* Exercise *
Count how many lines in this material contain "JSON". The answer is that number alone.

* begin *

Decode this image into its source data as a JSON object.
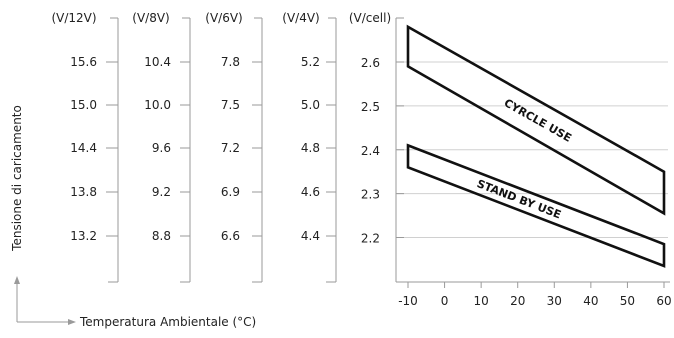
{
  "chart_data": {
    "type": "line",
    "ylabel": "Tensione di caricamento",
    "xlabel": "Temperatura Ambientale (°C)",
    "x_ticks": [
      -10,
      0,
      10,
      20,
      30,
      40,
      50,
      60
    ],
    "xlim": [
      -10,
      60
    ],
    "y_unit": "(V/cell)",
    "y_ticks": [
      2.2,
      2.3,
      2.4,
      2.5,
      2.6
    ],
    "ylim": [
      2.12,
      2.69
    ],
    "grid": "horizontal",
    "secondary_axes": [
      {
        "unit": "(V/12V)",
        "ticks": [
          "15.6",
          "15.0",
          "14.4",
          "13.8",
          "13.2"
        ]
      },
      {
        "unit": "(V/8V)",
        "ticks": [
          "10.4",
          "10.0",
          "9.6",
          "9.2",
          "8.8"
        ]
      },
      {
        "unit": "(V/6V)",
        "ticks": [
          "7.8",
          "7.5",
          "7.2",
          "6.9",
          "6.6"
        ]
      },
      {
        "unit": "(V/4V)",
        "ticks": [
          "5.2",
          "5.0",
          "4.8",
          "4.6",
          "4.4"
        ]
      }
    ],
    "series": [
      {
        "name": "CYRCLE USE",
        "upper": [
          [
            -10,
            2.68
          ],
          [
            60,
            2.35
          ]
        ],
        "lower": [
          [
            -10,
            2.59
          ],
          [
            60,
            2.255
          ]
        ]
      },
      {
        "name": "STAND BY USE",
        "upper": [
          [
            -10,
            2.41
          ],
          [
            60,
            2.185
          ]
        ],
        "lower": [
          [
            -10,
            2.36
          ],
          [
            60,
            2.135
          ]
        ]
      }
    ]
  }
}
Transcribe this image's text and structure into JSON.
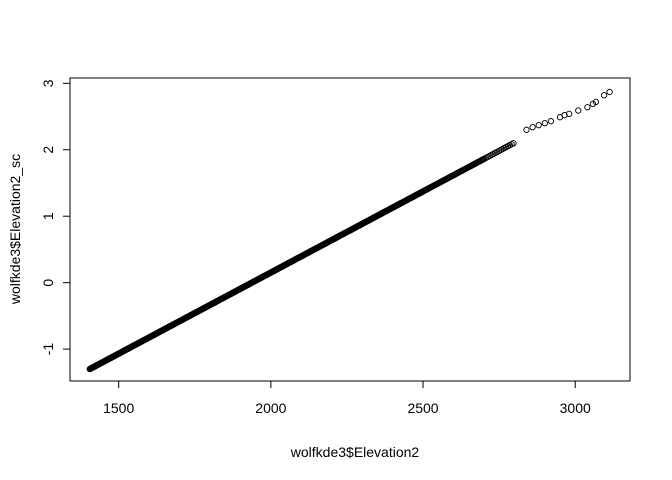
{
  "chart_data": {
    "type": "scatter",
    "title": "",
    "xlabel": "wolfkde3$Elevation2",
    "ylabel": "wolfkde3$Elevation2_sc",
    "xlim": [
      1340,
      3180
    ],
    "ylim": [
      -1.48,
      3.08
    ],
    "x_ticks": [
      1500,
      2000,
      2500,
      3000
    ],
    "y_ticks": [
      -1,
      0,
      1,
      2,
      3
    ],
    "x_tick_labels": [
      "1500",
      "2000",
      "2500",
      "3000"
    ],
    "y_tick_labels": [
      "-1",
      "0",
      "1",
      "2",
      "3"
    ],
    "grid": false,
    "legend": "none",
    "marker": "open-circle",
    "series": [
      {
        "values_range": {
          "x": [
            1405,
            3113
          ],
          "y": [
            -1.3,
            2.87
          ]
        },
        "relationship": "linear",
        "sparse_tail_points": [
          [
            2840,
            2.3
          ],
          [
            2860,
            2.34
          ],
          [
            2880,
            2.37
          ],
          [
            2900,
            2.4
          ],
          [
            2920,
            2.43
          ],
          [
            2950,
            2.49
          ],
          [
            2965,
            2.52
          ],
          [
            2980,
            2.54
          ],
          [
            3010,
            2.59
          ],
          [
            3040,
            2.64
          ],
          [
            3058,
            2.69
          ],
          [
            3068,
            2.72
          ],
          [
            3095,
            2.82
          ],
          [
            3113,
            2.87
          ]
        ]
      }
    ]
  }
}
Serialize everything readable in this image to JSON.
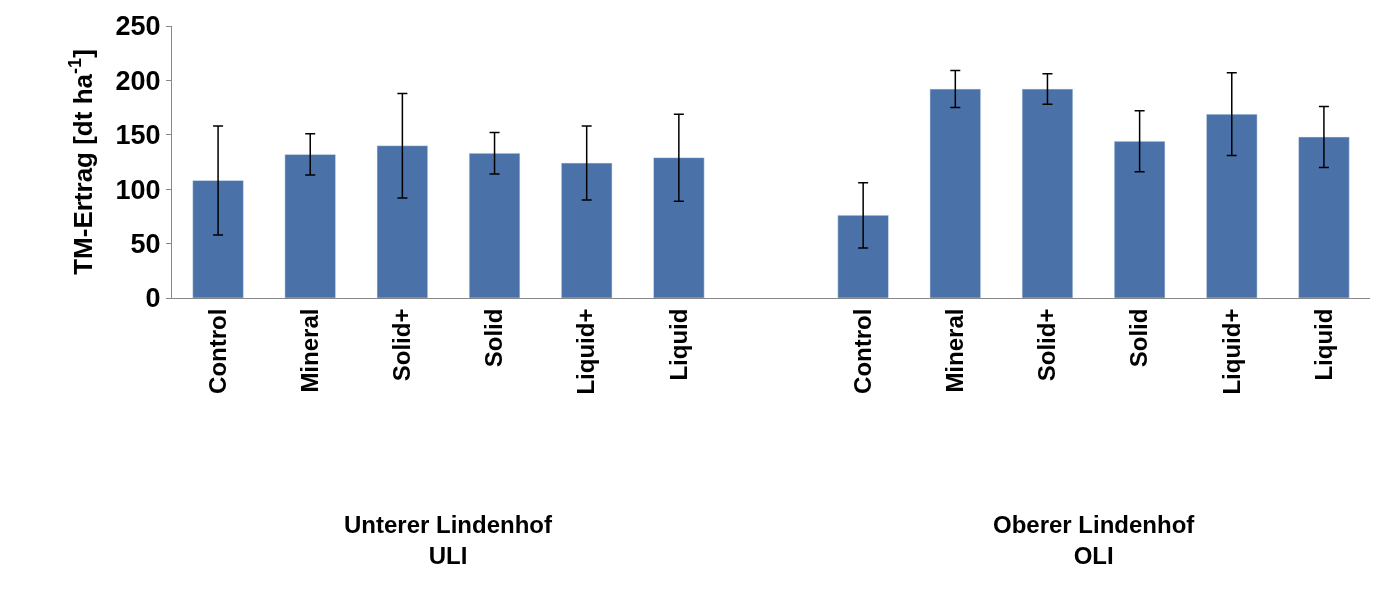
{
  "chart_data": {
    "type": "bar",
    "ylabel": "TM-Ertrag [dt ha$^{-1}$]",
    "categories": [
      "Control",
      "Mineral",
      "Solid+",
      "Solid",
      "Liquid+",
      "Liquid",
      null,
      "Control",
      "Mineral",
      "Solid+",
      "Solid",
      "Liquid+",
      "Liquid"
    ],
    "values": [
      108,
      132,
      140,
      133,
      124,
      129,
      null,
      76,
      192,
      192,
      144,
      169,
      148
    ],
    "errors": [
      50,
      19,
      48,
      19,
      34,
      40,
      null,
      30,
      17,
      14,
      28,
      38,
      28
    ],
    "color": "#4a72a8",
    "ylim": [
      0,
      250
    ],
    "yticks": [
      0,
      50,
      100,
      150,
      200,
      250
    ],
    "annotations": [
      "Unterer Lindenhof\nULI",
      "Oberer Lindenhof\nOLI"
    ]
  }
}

* end *
* begin *

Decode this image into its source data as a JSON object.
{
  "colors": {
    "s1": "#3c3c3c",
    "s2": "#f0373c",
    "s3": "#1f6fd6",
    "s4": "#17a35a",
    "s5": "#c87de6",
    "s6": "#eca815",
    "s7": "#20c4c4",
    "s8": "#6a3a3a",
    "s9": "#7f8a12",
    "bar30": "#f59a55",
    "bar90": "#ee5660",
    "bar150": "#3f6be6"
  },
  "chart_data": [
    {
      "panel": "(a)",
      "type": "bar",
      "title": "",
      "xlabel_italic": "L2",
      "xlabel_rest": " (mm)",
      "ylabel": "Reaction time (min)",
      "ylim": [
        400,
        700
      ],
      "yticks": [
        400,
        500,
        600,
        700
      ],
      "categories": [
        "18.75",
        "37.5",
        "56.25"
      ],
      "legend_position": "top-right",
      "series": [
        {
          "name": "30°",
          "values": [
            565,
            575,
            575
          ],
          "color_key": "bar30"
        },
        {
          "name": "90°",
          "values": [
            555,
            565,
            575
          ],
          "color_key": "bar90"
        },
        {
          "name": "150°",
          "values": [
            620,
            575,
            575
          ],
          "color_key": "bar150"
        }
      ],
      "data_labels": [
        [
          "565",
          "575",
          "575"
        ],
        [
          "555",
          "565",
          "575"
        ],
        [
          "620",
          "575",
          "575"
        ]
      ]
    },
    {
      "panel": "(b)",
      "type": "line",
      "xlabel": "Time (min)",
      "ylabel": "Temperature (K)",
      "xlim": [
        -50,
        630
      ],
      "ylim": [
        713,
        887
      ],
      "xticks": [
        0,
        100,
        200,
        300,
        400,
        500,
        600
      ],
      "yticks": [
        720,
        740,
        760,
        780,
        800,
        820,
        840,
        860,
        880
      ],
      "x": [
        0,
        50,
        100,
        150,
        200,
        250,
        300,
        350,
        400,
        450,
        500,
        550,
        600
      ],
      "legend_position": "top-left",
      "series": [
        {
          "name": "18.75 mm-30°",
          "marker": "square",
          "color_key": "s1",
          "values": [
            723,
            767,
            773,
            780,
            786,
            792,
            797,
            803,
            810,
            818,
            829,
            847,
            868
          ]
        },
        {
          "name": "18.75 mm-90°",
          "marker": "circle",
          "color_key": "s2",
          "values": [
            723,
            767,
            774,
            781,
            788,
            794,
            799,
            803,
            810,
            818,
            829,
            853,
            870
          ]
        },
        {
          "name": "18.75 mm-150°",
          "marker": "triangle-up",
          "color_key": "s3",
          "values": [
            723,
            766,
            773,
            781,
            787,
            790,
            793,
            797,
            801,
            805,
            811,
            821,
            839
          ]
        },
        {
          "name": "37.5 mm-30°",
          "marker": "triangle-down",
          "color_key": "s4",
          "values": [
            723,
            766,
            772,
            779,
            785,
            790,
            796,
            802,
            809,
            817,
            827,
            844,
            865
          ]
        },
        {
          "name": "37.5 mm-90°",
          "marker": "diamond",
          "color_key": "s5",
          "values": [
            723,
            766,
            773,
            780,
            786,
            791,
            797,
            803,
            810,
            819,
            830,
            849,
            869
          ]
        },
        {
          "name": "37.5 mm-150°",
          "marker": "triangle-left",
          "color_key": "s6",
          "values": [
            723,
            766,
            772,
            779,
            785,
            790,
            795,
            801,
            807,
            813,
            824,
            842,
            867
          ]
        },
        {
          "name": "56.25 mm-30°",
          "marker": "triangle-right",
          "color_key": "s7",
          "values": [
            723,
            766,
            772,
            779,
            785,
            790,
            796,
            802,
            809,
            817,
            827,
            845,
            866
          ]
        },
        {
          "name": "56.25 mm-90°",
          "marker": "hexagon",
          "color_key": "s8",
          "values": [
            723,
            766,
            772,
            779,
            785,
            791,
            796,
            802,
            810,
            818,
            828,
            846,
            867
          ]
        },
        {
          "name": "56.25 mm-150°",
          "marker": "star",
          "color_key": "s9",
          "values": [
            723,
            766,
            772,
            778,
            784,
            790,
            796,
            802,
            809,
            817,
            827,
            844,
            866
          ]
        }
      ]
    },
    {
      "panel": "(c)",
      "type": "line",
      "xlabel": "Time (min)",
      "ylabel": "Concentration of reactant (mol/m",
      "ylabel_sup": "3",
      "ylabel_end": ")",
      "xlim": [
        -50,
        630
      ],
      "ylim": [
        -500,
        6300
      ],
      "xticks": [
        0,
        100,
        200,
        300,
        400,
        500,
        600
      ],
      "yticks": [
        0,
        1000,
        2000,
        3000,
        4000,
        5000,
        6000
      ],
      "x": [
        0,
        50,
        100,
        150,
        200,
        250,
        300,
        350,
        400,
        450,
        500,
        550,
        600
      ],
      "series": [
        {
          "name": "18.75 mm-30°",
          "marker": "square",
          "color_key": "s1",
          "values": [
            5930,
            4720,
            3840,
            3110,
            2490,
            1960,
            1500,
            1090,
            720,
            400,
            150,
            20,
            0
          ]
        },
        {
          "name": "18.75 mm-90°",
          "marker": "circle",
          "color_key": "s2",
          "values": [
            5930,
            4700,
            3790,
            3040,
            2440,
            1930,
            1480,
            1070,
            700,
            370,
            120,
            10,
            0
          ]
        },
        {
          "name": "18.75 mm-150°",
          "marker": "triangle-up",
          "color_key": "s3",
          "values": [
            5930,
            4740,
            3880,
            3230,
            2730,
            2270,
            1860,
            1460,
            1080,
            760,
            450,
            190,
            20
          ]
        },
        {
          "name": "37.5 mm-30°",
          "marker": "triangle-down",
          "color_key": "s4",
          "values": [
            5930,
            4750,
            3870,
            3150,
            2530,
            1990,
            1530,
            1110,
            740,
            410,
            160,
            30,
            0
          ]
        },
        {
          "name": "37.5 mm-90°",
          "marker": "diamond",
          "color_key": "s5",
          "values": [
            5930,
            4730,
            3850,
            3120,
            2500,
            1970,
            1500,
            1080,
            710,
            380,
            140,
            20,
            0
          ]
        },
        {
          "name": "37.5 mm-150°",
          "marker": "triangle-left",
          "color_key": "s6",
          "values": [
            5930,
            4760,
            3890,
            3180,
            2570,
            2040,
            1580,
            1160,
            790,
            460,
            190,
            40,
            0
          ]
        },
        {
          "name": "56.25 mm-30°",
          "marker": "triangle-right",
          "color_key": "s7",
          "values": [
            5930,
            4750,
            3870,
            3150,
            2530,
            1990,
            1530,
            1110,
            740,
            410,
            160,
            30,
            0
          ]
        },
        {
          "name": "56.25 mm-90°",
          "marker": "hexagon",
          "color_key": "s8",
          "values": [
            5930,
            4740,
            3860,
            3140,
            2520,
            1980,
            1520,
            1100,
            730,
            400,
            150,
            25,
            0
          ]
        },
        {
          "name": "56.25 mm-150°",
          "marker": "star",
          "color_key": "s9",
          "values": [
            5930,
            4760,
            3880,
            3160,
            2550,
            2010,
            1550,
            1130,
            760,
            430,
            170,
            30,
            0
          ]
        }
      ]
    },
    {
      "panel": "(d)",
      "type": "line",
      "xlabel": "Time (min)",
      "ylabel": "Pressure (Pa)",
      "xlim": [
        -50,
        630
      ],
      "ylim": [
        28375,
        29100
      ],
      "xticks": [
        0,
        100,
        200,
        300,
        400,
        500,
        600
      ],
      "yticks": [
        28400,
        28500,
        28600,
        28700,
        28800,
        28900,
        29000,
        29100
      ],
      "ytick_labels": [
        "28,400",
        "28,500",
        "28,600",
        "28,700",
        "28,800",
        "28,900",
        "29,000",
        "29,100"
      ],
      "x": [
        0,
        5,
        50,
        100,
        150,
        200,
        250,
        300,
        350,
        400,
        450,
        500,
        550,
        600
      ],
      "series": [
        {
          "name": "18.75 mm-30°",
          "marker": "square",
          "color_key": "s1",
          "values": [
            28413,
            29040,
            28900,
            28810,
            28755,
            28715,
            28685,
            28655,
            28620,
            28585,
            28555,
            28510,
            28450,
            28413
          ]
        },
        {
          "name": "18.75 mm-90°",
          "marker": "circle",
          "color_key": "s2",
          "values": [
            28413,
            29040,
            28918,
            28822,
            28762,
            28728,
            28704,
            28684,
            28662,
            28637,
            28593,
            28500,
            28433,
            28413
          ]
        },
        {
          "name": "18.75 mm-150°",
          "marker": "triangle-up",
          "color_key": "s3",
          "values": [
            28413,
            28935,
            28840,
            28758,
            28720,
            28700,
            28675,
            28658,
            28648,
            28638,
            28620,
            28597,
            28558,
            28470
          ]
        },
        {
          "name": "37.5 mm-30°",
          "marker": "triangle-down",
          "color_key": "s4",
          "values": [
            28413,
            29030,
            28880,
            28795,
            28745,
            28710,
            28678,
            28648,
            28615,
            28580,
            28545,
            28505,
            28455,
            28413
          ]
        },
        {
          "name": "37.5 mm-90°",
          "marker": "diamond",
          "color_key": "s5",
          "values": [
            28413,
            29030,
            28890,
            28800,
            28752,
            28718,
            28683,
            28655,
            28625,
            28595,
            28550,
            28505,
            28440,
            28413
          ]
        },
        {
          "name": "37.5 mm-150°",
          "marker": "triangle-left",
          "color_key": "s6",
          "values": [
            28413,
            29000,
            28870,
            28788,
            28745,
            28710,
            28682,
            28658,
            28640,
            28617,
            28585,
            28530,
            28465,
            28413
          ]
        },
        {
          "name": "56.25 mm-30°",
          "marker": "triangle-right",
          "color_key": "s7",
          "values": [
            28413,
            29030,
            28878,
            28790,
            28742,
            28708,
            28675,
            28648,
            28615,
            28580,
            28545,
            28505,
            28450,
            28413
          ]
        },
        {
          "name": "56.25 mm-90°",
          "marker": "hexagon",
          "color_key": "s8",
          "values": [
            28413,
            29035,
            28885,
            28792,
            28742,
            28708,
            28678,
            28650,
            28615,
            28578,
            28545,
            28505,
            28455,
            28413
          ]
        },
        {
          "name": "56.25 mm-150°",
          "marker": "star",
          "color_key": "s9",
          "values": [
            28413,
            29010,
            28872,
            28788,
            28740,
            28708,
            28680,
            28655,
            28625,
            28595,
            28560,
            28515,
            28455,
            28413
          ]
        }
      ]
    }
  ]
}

* end *
* begin *

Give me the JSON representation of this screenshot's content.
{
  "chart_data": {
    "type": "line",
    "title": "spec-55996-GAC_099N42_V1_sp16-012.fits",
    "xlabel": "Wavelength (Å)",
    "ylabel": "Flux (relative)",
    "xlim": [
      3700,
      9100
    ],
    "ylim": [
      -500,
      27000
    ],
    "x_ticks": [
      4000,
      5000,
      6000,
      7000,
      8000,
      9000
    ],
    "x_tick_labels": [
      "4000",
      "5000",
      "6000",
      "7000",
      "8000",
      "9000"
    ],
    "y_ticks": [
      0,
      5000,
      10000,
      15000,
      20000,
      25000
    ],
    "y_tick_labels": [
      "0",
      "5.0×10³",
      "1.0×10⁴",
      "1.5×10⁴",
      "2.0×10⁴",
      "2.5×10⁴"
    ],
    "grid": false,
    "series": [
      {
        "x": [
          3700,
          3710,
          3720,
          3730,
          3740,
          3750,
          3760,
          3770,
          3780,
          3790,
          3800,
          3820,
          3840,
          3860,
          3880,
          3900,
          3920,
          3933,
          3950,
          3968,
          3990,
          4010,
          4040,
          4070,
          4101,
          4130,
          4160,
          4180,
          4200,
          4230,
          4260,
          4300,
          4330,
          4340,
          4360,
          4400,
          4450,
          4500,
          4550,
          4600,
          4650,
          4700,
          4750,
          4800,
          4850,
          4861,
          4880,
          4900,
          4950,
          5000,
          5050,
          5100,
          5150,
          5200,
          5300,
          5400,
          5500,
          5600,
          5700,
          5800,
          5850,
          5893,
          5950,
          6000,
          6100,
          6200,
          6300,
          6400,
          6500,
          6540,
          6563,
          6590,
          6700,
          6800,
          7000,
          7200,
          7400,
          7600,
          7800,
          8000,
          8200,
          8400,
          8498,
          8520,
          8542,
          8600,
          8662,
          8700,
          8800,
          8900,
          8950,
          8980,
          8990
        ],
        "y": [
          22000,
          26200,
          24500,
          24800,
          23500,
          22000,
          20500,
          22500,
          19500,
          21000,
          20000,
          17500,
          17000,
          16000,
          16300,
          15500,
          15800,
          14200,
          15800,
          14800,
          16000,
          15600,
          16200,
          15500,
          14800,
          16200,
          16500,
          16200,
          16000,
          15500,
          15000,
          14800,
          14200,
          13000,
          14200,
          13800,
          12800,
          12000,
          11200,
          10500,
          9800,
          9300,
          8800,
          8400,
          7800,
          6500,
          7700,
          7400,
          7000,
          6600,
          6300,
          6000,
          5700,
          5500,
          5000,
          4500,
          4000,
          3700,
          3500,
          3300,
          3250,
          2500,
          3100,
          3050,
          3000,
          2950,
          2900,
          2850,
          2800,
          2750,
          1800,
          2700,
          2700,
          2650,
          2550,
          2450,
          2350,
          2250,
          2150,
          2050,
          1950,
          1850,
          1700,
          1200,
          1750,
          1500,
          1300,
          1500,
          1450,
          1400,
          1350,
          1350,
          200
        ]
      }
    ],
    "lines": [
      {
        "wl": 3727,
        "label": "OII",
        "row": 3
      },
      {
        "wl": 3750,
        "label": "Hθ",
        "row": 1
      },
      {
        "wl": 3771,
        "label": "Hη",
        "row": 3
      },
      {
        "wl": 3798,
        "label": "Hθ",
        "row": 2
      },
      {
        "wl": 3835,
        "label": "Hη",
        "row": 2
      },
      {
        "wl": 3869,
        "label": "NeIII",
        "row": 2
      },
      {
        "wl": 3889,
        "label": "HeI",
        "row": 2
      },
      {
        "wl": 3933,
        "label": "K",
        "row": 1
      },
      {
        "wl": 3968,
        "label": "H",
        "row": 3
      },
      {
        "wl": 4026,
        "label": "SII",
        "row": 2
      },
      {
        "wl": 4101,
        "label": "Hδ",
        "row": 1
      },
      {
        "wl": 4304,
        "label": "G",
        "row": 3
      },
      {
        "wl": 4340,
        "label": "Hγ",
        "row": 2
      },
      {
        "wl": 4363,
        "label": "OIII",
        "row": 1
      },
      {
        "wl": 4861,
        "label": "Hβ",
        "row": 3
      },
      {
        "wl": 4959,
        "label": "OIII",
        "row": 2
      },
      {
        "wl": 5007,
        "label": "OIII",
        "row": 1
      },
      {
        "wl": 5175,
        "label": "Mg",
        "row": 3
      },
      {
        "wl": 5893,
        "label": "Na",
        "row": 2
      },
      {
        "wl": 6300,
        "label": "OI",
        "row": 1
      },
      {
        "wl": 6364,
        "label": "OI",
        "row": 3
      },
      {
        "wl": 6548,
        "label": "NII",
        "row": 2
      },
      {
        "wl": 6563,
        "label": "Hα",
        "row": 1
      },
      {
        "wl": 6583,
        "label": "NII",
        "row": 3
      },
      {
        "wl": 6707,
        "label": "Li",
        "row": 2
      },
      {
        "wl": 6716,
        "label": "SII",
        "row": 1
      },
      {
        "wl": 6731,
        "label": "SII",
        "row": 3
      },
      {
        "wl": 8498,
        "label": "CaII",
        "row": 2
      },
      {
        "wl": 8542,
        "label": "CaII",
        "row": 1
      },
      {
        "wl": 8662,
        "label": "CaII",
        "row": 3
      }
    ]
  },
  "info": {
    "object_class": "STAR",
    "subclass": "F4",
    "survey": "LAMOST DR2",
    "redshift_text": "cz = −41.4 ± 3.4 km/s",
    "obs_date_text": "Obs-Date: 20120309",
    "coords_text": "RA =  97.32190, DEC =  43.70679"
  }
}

* end *

* Output of the exercise *
5